- **TEXT EXTRACT**
+++++
Common Sense Solutions From Outside the Box.

No Red Meat Served Here.

Monday, May 20, 2013

Do Not Bring Back the Death Penalty

Subsequent to the tragic murder of Tim Bosma, and the possible connection of his killer to the disappearance of Laura Babcock about a year ago, there has been a renewed call for the restoration of the death penalty in Canada.
I oppose any move to restore the death penalty in Canada, not only because I believe the taking of any life except in self defense or in the defense of other innocents who may be killed due to a failure to act,  is morally wrong, but also on a precautionary basis given the potential for miscarriage of justice inherent in the system. We have seen too many cases of wrongful conviction in this country. If the death penalty was law in Canada, chances are that Donald Marshall, David Milgaard, Guy-Paul Morin and Stephen Truscott, just to name a few would be fertilizing daffodils now, while the real perpetrators remained at large.
+++++
- **GIVEN REQUEST A**
Edit the rows so that each "dialog-button" reads "modal-button", keeping everything else unchanged, and omit the picture from your answer.
The death penalty text and the rows are separate material.

(Visual annotation data for layouts)
+++++
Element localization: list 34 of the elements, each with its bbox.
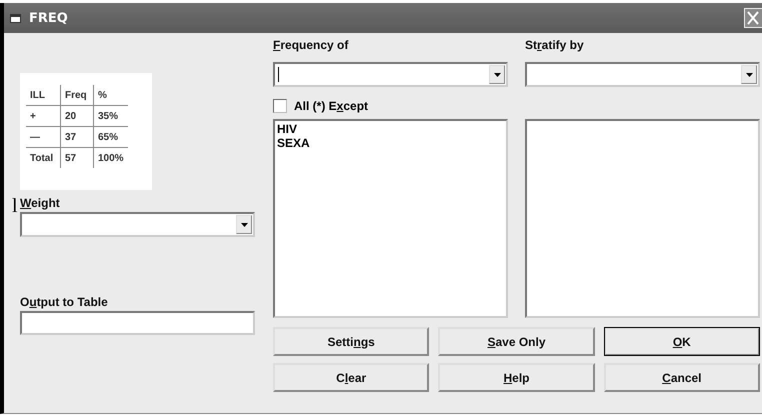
table-header: Freq: [60, 85, 94, 106]
window-title: FREQ: [29, 10, 68, 26]
field-label: Stratify by: [525, 38, 585, 54]
dialog-button[interactable]: OK: [604, 327, 760, 356]
list-item[interactable]: HIV: [277, 122, 504, 136]
dialog-button[interactable]: Help: [438, 363, 595, 392]
checkbox-label[interactable]: All (*) Except: [294, 99, 368, 113]
stray-glyph: l: [12, 196, 18, 216]
checkbox[interactable]: [273, 99, 287, 113]
list-item[interactable]: SEXA: [277, 136, 504, 150]
stratify-dropdown[interactable]: [525, 62, 760, 87]
dialog-button[interactable]: Settings: [273, 327, 430, 356]
table-cell: Total: [26, 148, 60, 168]
dialog-button[interactable]: Cancel: [604, 363, 760, 392]
dialog-button[interactable]: Save Only: [438, 327, 595, 356]
frequency-dropdown[interactable]: [273, 62, 508, 87]
table-cell: 37: [60, 126, 94, 148]
table-cell-text: 100%: [97, 152, 125, 166]
table-cell: 20: [60, 106, 94, 126]
input-field[interactable]: [20, 311, 255, 335]
field-label: Weight: [20, 196, 61, 212]
field-label: Frequency of: [273, 38, 350, 54]
table-cell: +: [26, 106, 60, 126]
table-cell: 65%: [94, 126, 128, 148]
window-icon: [10, 14, 21, 22]
table-cell: —: [26, 126, 60, 148]
field-label: Output to Table: [20, 295, 109, 311]
table-header: ILL: [26, 85, 60, 106]
dialog-button[interactable]: Clear: [273, 363, 430, 392]
weight-dropdown[interactable]: [20, 212, 255, 237]
table-cell: 57: [60, 148, 94, 168]
table-header: %: [94, 85, 128, 106]
close-icon[interactable]: [744, 8, 762, 28]
table-cell: 35%: [94, 106, 128, 126]
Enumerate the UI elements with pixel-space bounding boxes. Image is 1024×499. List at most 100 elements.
+++++
- **GIVEN REQUEST B**
Which wrongly convicted men does the text on the death penalty name as examples?

- **CORRECT OUTPUT A**
Element localization: list 34 of the elements, each with its bbox.
table-header: Freq: [60, 85, 94, 106]
window-title: FREQ: [29, 10, 68, 26]
field-label: Stratify by: [525, 38, 585, 54]
modal-button[interactable]: OK: [604, 327, 760, 356]
list-item[interactable]: HIV: [277, 122, 504, 136]
modal-button[interactable]: Help: [438, 363, 595, 392]
checkbox-label[interactable]: All (*) Except: [294, 99, 368, 113]
stray-glyph: l: [12, 196, 18, 216]
checkbox[interactable]: [273, 99, 287, 113]
list-item[interactable]: SEXA: [277, 136, 504, 150]
stratify-dropdown[interactable]: [525, 62, 760, 87]
modal-button[interactable]: Settings: [273, 327, 430, 356]
table-cell: Total: [26, 148, 60, 168]
modal-button[interactable]: Cancel: [604, 363, 760, 392]
modal-button[interactable]: Save Only: [438, 327, 595, 356]
frequency-dropdown[interactable]: [273, 62, 508, 87]
table-cell: 37: [60, 126, 94, 148]
table-cell-text: 100%: [97, 152, 125, 166]
table-cell: 20: [60, 106, 94, 126]
input-field[interactable]: [20, 311, 255, 335]
field-label: Weight: [20, 196, 61, 212]
field-label: Frequency of: [273, 38, 350, 54]
table-cell: +: [26, 106, 60, 126]
table-cell: 65%: [94, 126, 128, 148]
window-icon: [10, 14, 21, 22]
table-cell: —: [26, 126, 60, 148]
field-label: Output to Table: [20, 295, 109, 311]
table-header: ILL: [26, 85, 60, 106]
modal-button[interactable]: Clear: [273, 363, 430, 392]
weight-dropdown[interactable]: [20, 212, 255, 237]
table-cell: 57: [60, 148, 94, 168]
table-header: %: [94, 85, 128, 106]
close-icon[interactable]: [744, 8, 762, 28]
table-cell: 35%: [94, 106, 128, 126]
Enumerate the UI elements with pixel-space bounding boxes. Image is 1024×499. List at most 100 elements.

- **CORRECT OUTPUT B**
Donald Marshall, David Milgaard, Guy-Paul Morin and Stephen Truscott.